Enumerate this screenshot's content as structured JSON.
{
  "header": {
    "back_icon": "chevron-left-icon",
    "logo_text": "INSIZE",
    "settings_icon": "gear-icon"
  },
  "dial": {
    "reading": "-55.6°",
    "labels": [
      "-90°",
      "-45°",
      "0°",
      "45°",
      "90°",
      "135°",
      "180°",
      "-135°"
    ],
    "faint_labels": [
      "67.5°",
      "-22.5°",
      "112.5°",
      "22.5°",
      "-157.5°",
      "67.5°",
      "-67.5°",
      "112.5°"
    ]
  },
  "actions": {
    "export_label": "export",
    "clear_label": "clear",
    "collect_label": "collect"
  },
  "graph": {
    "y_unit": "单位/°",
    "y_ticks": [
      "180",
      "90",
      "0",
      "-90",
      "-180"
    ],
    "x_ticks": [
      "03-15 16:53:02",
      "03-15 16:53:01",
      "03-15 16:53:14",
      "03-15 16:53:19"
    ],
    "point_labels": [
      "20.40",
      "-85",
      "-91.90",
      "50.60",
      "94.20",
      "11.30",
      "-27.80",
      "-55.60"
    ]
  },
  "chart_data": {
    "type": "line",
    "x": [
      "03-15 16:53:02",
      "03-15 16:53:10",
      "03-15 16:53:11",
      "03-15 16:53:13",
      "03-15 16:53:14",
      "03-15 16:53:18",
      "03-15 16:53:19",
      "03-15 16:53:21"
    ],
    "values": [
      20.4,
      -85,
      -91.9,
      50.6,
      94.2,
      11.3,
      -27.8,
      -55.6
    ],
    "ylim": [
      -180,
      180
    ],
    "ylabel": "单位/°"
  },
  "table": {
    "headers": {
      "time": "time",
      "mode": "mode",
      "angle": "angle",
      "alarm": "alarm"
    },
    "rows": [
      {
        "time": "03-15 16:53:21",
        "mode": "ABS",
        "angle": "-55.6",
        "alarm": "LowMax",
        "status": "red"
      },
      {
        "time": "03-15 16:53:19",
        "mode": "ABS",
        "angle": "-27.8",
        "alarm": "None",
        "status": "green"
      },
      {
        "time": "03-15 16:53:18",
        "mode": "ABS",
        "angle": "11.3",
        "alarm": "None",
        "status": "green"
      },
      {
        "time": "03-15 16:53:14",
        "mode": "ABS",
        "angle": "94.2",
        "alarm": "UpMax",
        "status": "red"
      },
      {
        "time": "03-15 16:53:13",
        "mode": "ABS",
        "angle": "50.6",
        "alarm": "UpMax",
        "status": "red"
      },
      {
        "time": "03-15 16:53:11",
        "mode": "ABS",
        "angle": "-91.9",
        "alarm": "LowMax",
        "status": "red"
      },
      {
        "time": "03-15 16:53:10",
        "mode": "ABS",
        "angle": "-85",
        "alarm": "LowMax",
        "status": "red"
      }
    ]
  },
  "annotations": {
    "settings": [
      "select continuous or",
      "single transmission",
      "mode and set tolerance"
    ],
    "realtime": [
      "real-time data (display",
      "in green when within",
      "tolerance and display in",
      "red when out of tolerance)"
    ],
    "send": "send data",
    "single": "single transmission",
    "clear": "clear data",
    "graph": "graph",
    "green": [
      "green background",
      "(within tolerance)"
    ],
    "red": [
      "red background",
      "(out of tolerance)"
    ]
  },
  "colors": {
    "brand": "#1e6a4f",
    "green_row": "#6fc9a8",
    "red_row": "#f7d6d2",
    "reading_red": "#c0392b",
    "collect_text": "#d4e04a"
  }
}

• **Request**
Show all lines in the entries above where the word "angle" appears.

• **Output of the exercise**
      "angle": "angle",
        "angle": "-55.6",
        "angle": "-27.8",
        "angle": "11.3",
        "angle": "94.2",
        "angle": "50.6",
        "angle": "-91.9",
        "angle": "-85",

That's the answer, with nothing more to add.